### What you are asked to do
The records below must be output exactly, without pictures.
************
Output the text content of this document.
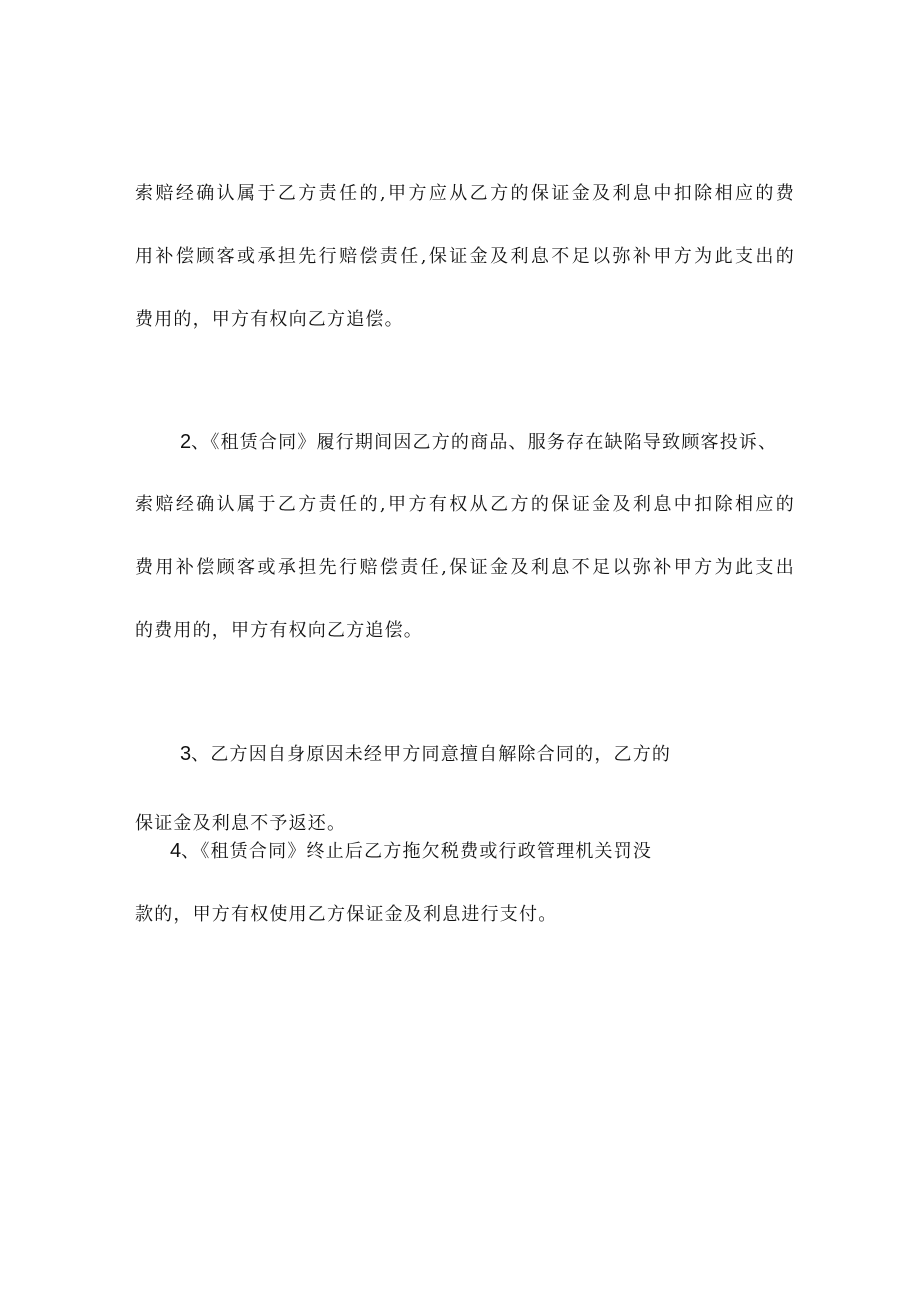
索赔经确认属于乙方责任的,甲方应从乙方的保证金及利息中扣除相应的费
用补偿顾客或承担先行赔偿责任,保证金及利息不足以弥补甲方为此支出的
费用的，甲方有权向乙方追偿。
2、《租赁合同》履行期间因乙方的商品、服务存在缺陷导致顾客投诉、
索赔经确认属于乙方责任的,甲方有权从乙方的保证金及利息中扣除相应的
费用补偿顾客或承担先行赔偿责任,保证金及利息不足以弥补甲方为此支出
的费用的，甲方有权向乙方追偿。
3、乙方因自身原因未经甲方同意擅自解除合同的，乙方的
保证金及利息不予返还。
4、《租赁合同》终止后乙方拖欠税费或行政管理机关罚没
款的，甲方有权使用乙方保证金及利息进行支付。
************
### Exercise output
Output the text content of this document.
索赔经确认属于乙方责任的,甲方应从乙方的保证金及利息中扣除相应的费
用补偿顾客或承担先行赔偿责任,保证金及利息不足以弥补甲方为此支出的
费用的，甲方有权向乙方追偿。
2、《租赁合同》履行期间因乙方的商品、服务存在缺陷导致顾客投诉、
索赔经确认属于乙方责任的,甲方有权从乙方的保证金及利息中扣除相应的
费用补偿顾客或承担先行赔偿责任,保证金及利息不足以弥补甲方为此支出
的费用的，甲方有权向乙方追偿。
3、乙方因自身原因未经甲方同意擅自解除合同的，乙方的
保证金及利息不予返还。
4、《租赁合同》终止后乙方拖欠税费或行政管理机关罚没
款的，甲方有权使用乙方保证金及利息进行支付。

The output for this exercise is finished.